### Work to do
Copy every line with the string "JSON" in it.

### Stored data
** start **

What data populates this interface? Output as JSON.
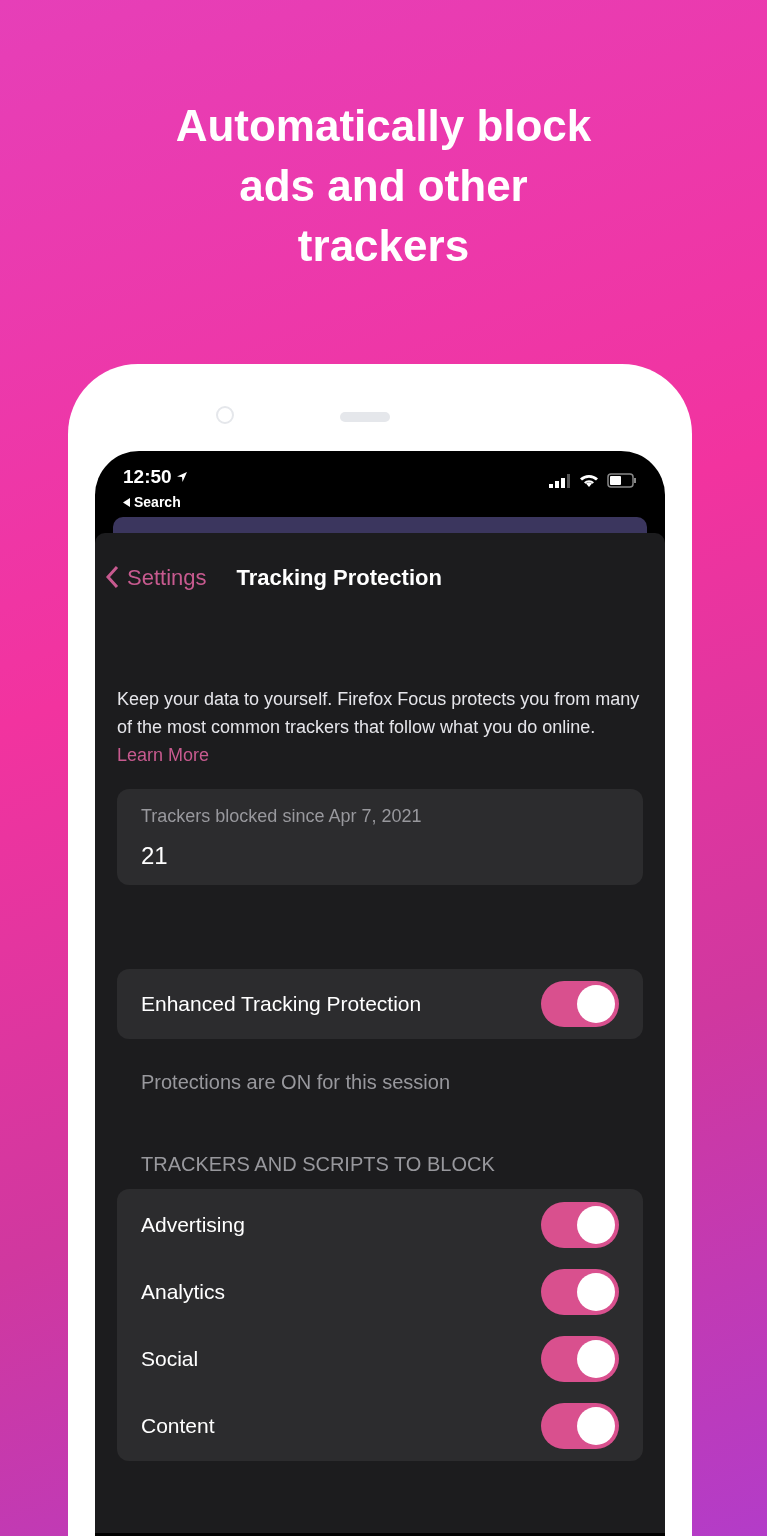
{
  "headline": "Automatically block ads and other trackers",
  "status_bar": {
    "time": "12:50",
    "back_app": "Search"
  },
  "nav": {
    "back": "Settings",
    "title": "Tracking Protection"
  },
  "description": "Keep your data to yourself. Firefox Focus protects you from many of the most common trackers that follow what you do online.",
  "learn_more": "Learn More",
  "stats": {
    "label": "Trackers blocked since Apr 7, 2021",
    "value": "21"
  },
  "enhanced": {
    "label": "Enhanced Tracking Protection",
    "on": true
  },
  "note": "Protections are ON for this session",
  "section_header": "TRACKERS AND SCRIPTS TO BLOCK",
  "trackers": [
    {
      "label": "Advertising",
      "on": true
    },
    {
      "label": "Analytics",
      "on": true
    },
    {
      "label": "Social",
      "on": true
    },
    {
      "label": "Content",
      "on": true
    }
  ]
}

** end **
** start **

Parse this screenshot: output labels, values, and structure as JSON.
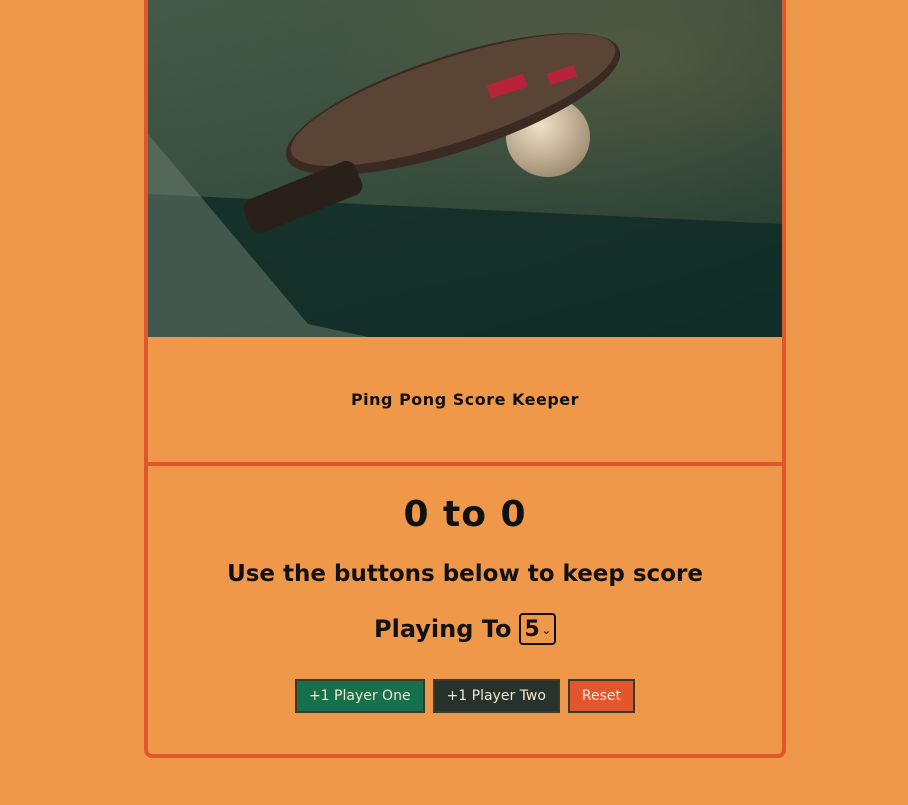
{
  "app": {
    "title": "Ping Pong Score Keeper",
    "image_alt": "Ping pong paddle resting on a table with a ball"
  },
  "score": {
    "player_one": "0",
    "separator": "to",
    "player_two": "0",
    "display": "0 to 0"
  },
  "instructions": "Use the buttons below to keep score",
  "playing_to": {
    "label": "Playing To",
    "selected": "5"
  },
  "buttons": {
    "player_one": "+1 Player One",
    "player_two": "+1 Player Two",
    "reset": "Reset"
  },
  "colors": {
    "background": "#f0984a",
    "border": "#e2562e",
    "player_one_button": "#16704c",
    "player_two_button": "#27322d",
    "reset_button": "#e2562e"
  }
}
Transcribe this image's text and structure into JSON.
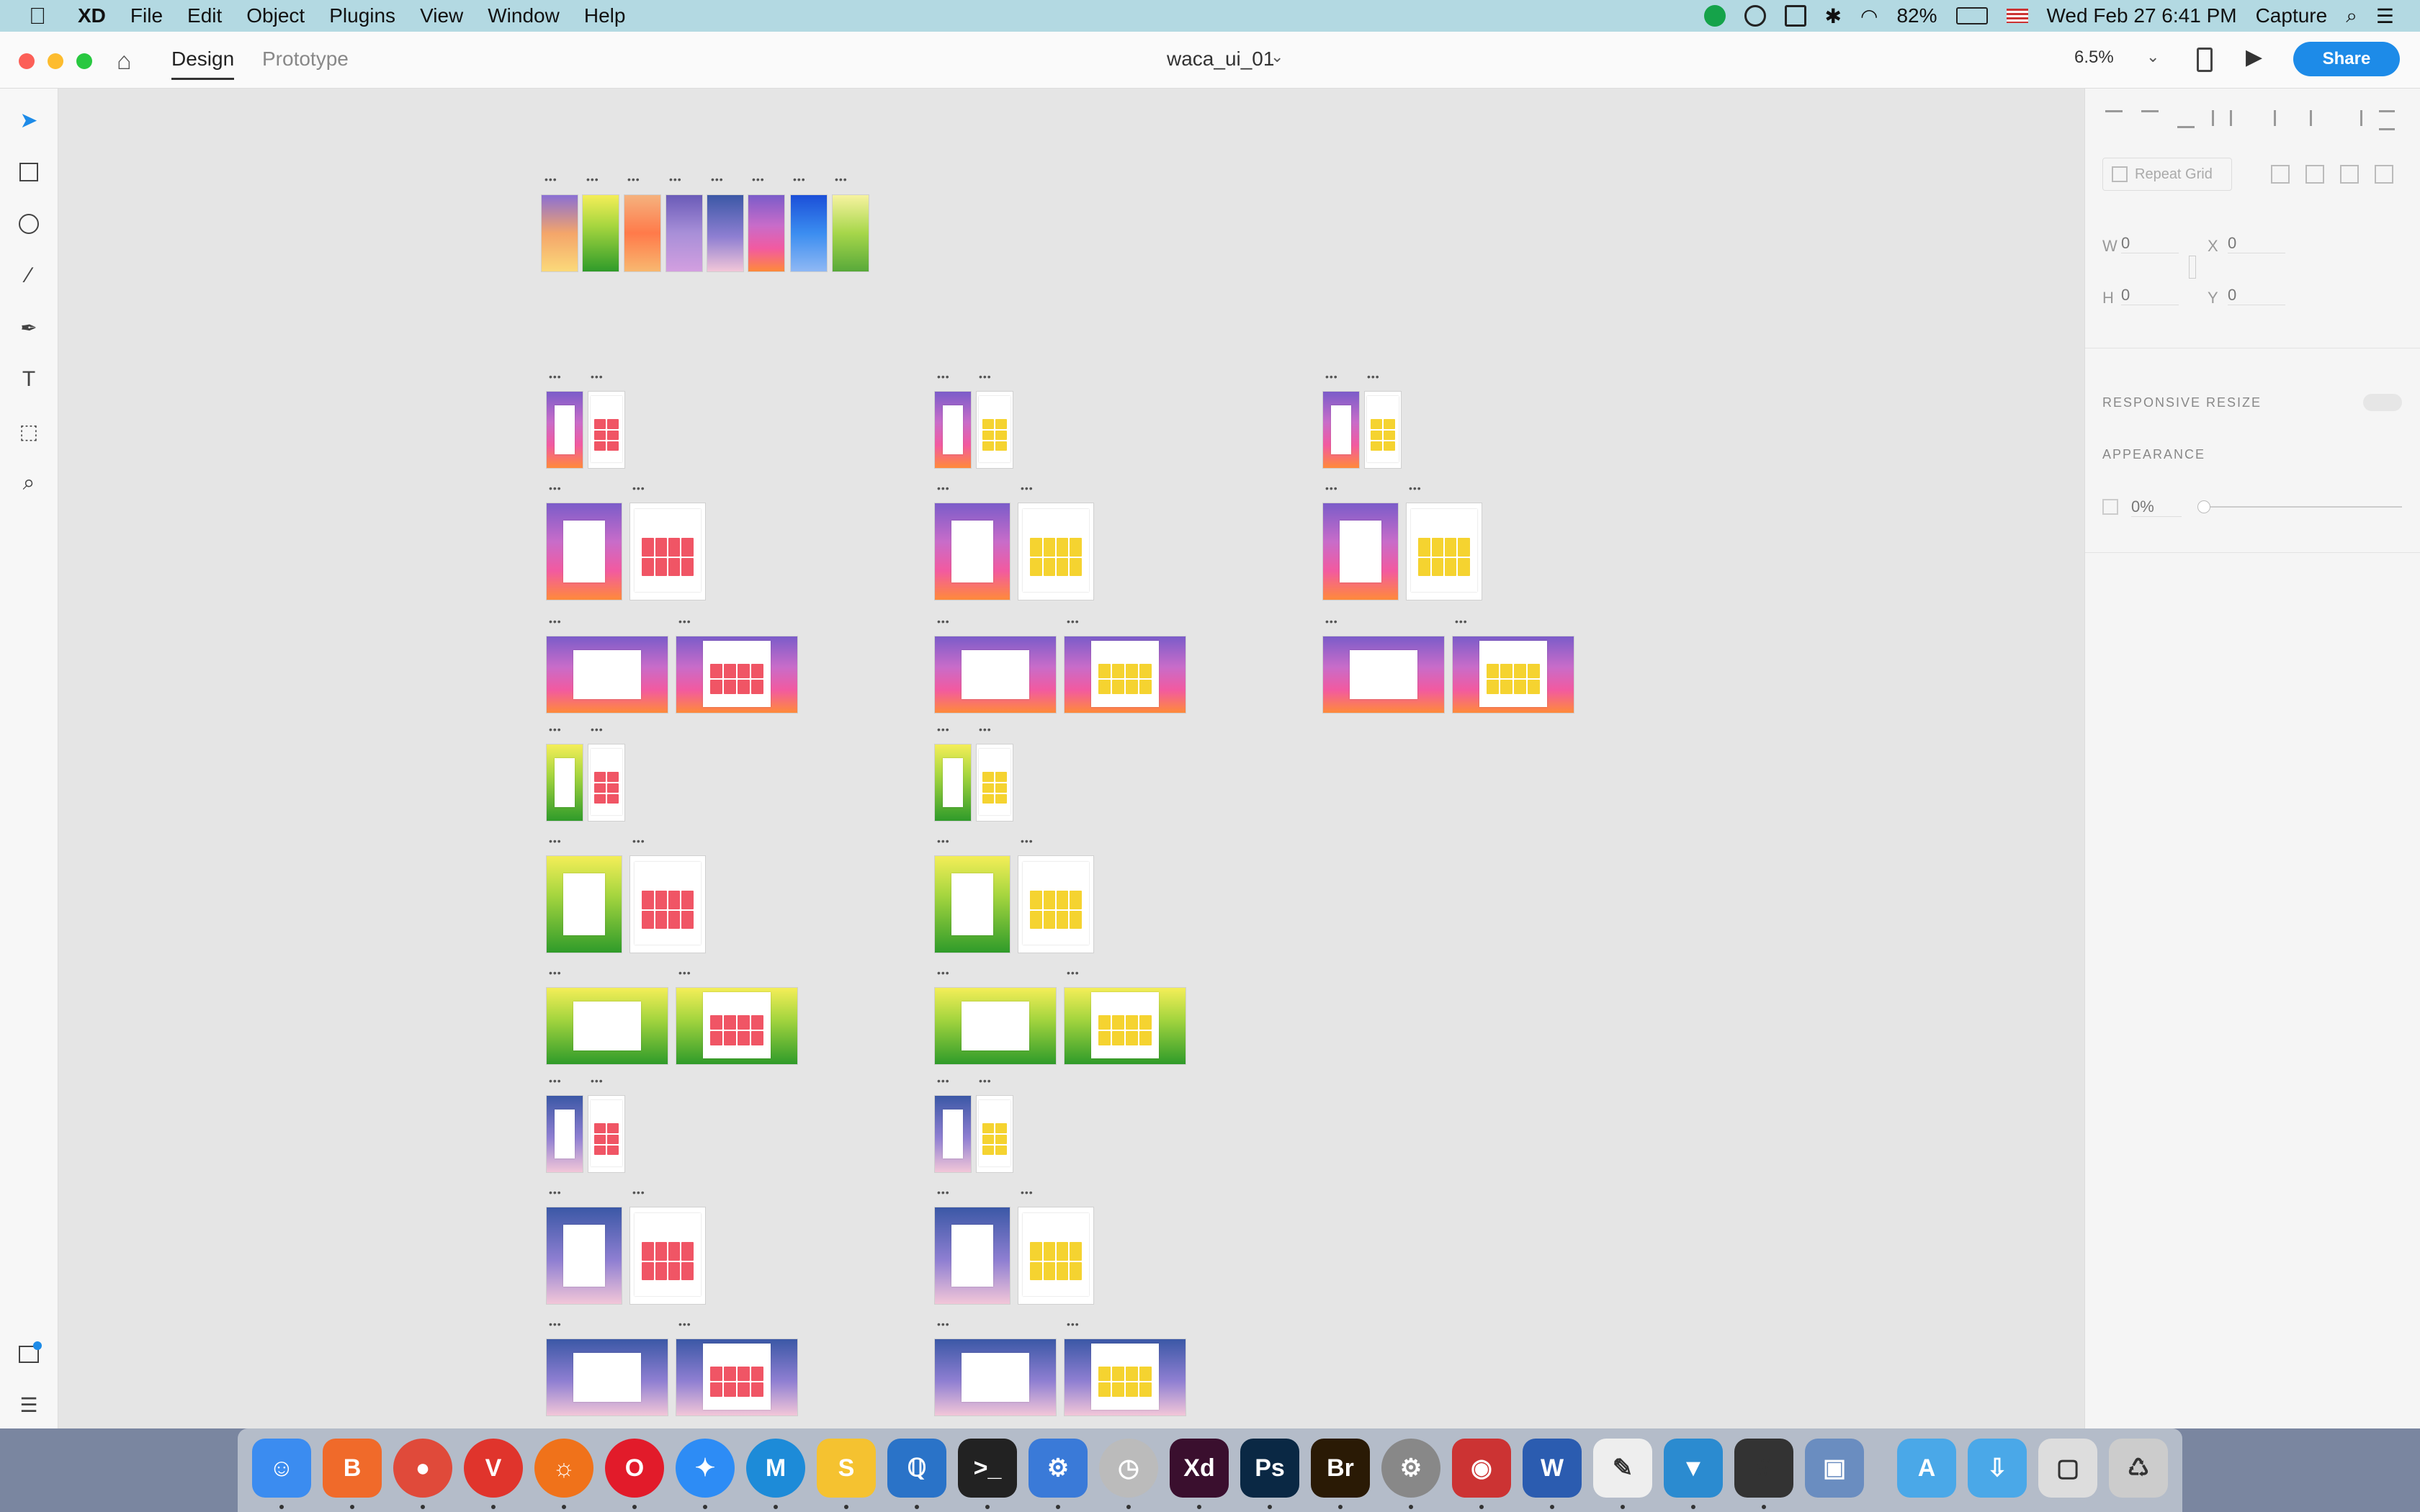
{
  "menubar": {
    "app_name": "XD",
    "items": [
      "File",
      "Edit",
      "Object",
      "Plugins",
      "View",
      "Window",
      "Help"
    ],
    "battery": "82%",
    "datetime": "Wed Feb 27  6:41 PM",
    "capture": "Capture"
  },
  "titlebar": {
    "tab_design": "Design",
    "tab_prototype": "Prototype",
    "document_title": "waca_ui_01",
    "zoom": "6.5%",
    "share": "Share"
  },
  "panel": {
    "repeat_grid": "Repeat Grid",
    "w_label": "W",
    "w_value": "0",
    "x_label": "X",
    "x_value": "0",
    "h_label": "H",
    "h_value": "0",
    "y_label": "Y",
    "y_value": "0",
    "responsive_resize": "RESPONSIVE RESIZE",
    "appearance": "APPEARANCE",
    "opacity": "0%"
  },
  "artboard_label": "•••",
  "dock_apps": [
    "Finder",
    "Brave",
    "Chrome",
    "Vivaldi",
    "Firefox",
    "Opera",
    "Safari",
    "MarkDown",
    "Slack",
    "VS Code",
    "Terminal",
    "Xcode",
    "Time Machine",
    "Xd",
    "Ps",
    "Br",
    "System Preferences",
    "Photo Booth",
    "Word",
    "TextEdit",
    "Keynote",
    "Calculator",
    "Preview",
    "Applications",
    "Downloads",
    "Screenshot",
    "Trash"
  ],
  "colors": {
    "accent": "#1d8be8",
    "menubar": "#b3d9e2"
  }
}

** end **

### Result of the task
What data populates this interface? Output as JSON.
Parse this screenshot: output labels, values, and structure as JSON.
Transcribe this image's text and structure into JSON.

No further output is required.